## Set tasks
a: According to the package description, what does the traditional approach to training GP models often maximize?
b: Continue the package description after its last sentence.

A Python package for Gaussian Process Regression with hyperparameter optimization using Hyperopt and cross-validation, focusing on optimizing cross-validated loss.

These details have not been verified by PyPI

Project links

Project description

Bayesian GP CVLoss: Gaussian Process Regression with Cross-Validated Hyperparameter Optimization

bayesian_gp_cvloss is a Python package designed to simplify the process of training Gaussian Process (GP) models by finding optimal hyperparameters through Bayesian optimization (using Hyperopt) with k-fold cross-validation. The key feature of this package is its direct optimization of the cross-validated loss, aligning the hyperparameter tuning process closely with the model's predictive performance.

This package is particularly useful for researchers and practitioners who want to apply GP models without manually tuning hyperparameters or relying solely on maximizing marginal likelihood, offering a more direct approach to achieving good generalization on unseen data.

Core Idea

The traditional approach to training GP models often involves maximizing the log marginal likelihood of the model parameters. While effective, this doesn't always directly translate to the best predictive performance on unseen data, especially when the model assumptions are not perfectly met or when working with smaller datasets.

This library implements an alternative strategy:

Define a search space for the GP kernel parameters (e.g., length scales, kernel variance) and likelihood parameters (e.g., noise variance).
Use Bayesian optimization (Hyperopt) to intelligently search this space.
For each set of hyperparameters evaluated by Hyperopt, perform k-fold cross-validation on the training data.

## Information supplied
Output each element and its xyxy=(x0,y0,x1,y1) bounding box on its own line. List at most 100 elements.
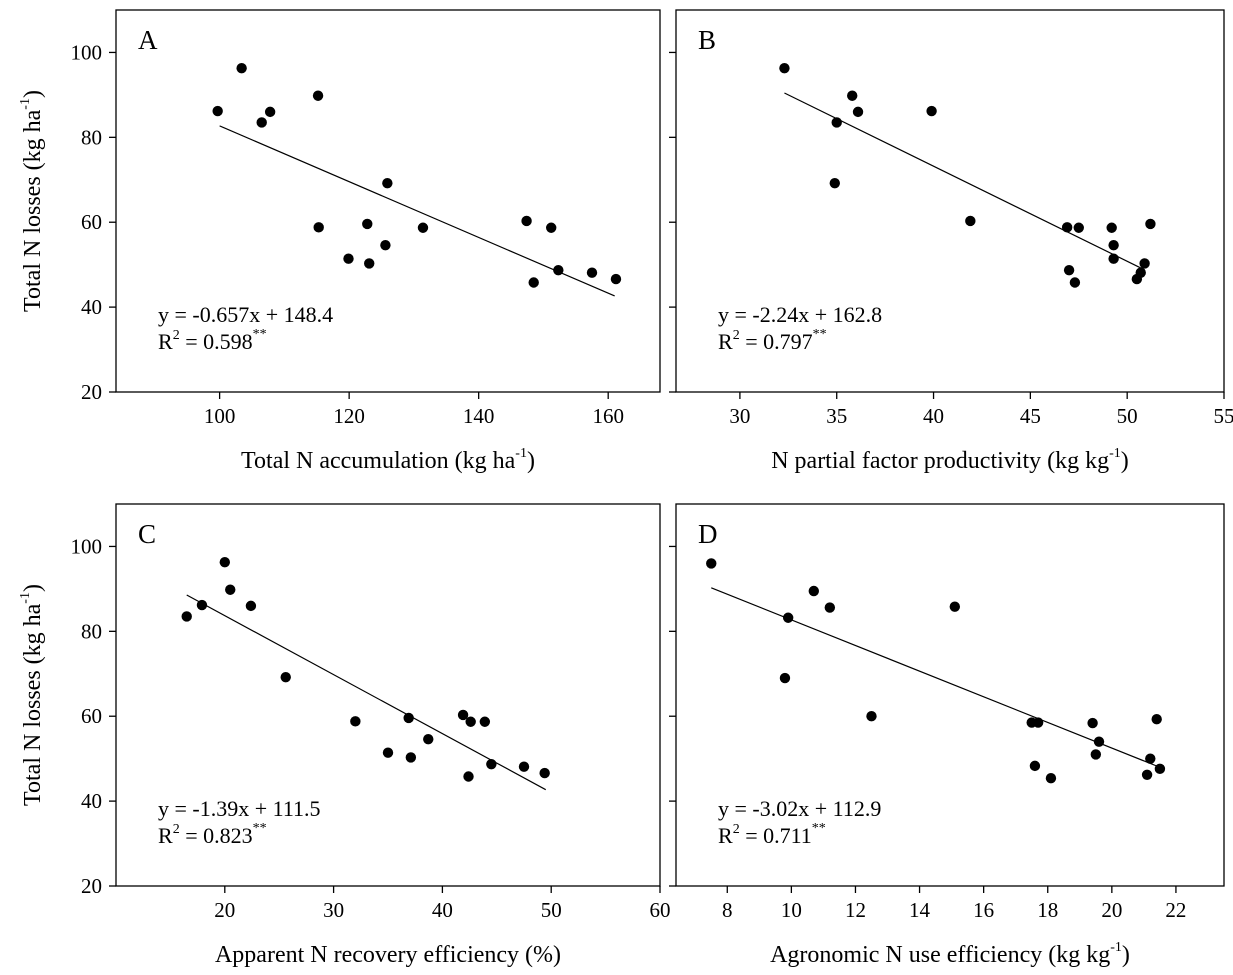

## Responses per task
a: The log marginal likelihood of the model parameters.

b:
The objective function is configurable: cross-validated RMSE, Negative Log Predictive Density (NLPD), or a weighted combination.
The set of hyperparameters yielding the minimum loss is selected as optimal.
A final GP model is then refitted on the entire training dataset using these best-found hyperparameters.

Features

Automated hyperparameter optimization for GP models using Hyperopt.
Cross-validation (k-fold) integrated into the optimization loop.
Three scoring objectives:
- "cv_rmse" — Minimise cross-validated RMSE (prediction accuracy).
- "nlpd" — Minimise Negative Log Predictive Density (prediction accuracy + uncertainty calibration).
- "combined" — Weighted combination of both, balancing accuracy and calibration.
Automatic Leave-One-Out (LOO): when the dataset is smaller than n_splits, the splitter falls back to LOO automatically.
Supports various GPflow kernels (RBF, Matern32, Matern52, RationalQuadratic by default).
Smart data-dependent defaults: search ranges are automatically computed from the training data.
Flexible overrides: fine-tune individual search ranges without building a full Hyperopt space.
Simple API: provide your preprocessed numerical X_train and y_train data.

Installation

pip install bayesian-gp-cvloss

Alternatively, install from source:

git clone https://github.com/Shifa-Zhong/bayesian-gp-cvloss.git
cd bayesian-gp-cvloss
pip install .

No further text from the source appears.